### [EXERCISE BRIEF]
The records below must be duplicated exactly, character for character.

[start of INFORMATION PROVIDED]

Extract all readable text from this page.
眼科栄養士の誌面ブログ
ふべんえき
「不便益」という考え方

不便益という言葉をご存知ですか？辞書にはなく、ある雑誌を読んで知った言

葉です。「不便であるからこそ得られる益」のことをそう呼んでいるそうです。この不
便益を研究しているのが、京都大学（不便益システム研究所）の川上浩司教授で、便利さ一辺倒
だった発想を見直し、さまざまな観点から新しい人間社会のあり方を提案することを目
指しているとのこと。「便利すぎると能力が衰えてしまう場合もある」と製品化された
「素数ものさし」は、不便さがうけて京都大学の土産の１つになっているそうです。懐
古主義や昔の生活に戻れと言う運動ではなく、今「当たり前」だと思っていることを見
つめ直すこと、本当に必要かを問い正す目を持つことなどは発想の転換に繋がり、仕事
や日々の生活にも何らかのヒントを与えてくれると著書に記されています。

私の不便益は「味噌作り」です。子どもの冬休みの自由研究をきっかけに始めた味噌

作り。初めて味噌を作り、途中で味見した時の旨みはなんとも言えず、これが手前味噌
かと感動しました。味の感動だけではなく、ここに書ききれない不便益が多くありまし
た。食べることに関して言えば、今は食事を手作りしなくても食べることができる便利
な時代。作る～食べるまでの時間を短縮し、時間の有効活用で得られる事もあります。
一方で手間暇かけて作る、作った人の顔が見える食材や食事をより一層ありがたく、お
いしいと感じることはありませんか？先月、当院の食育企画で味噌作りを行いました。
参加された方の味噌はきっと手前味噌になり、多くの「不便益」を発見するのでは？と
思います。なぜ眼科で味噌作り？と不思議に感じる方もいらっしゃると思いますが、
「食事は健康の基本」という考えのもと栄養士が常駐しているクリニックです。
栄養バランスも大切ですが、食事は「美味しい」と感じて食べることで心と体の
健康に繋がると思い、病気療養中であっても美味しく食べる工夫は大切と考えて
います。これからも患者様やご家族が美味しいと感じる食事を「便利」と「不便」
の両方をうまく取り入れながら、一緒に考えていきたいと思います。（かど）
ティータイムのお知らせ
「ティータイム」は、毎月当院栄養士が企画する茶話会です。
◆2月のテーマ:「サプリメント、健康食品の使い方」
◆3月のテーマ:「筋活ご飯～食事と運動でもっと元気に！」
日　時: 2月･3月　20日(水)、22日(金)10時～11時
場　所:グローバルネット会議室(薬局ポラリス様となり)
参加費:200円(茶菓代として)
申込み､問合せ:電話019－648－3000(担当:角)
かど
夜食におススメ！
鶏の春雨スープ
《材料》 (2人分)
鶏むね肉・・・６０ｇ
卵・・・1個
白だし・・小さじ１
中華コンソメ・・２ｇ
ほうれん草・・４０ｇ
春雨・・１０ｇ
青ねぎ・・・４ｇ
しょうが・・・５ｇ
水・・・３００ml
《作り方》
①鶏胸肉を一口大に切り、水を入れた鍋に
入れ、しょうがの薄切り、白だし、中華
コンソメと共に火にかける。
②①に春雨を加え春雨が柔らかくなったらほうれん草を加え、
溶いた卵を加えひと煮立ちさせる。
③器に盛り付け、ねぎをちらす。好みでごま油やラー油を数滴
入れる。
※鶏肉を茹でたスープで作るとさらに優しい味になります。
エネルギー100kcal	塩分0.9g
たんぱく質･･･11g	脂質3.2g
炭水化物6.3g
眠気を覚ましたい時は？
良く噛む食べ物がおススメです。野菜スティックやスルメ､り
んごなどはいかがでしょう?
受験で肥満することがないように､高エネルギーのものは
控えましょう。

[end of INFORMATION PROVIDED]

### [COMPLETED EXERCISE]
Extract all readable text from this page.
眼科栄養士の誌面ブログ
ふべんえき
「不便益」という考え方

不便益という言葉をご存知ですか？辞書にはなく、ある雑誌を読んで知った言

葉です。「不便であるからこそ得られる益」のことをそう呼んでいるそうです。この不
便益を研究しているのが、京都大学（不便益システム研究所）の川上浩司教授で、便利さ一辺倒
だった発想を見直し、さまざまな観点から新しい人間社会のあり方を提案することを目
指しているとのこと。「便利すぎると能力が衰えてしまう場合もある」と製品化された
「素数ものさし」は、不便さがうけて京都大学の土産の１つになっているそうです。懐
古主義や昔の生活に戻れと言う運動ではなく、今「当たり前」だと思っていることを見
つめ直すこと、本当に必要かを問い正す目を持つことなどは発想の転換に繋がり、仕事
や日々の生活にも何らかのヒントを与えてくれると著書に記されています。

私の不便益は「味噌作り」です。子どもの冬休みの自由研究をきっかけに始めた味噌

作り。初めて味噌を作り、途中で味見した時の旨みはなんとも言えず、これが手前味噌
かと感動しました。味の感動だけではなく、ここに書ききれない不便益が多くありまし
た。食べることに関して言えば、今は食事を手作りしなくても食べることができる便利
な時代。作る～食べるまでの時間を短縮し、時間の有効活用で得られる事もあります。
一方で手間暇かけて作る、作った人の顔が見える食材や食事をより一層ありがたく、お
いしいと感じることはありませんか？先月、当院の食育企画で味噌作りを行いました。
参加された方の味噌はきっと手前味噌になり、多くの「不便益」を発見するのでは？と
思います。なぜ眼科で味噌作り？と不思議に感じる方もいらっしゃると思いますが、
「食事は健康の基本」という考えのもと栄養士が常駐しているクリニックです。
栄養バランスも大切ですが、食事は「美味しい」と感じて食べることで心と体の
健康に繋がると思い、病気療養中であっても美味しく食べる工夫は大切と考えて
います。これからも患者様やご家族が美味しいと感じる食事を「便利」と「不便」
の両方をうまく取り入れながら、一緒に考えていきたいと思います。（かど）
ティータイムのお知らせ
「ティータイム」は、毎月当院栄養士が企画する茶話会です。
◆2月のテーマ:「サプリメント、健康食品の使い方」
◆3月のテーマ:「筋活ご飯～食事と運動でもっと元気に！」
日　時: 2月･3月　20日(水)、22日(金)10時～11時
場　所:グローバルネット会議室(薬局ポラリス様となり)
参加費:200円(茶菓代として)
申込み､問合せ:電話019－648－3000(担当:角)
かど
夜食におススメ！
鶏の春雨スープ
《材料》 (2人分)
鶏むね肉・・・６０ｇ
卵・・・1個
白だし・・小さじ１
中華コンソメ・・２ｇ
ほうれん草・・４０ｇ
春雨・・１０ｇ
青ねぎ・・・４ｇ
しょうが・・・５ｇ
水・・・３００ml
《作り方》
①鶏胸肉を一口大に切り、水を入れた鍋に
入れ、しょうがの薄切り、白だし、中華
コンソメと共に火にかける。
②①に春雨を加え春雨が柔らかくなったらほうれん草を加え、
溶いた卵を加えひと煮立ちさせる。
③器に盛り付け、ねぎをちらす。好みでごま油やラー油を数滴
入れる。
※鶏肉を茹でたスープで作るとさらに優しい味になります。
エネルギー100kcal	塩分0.9g
たんぱく質･･･11g	脂質3.2g
炭水化物6.3g
眠気を覚ましたい時は？
良く噛む食べ物がおススメです。野菜スティックやスルメ､り
んごなどはいかがでしょう?
受験で肥満することがないように､高エネルギーのものは
控えましょう。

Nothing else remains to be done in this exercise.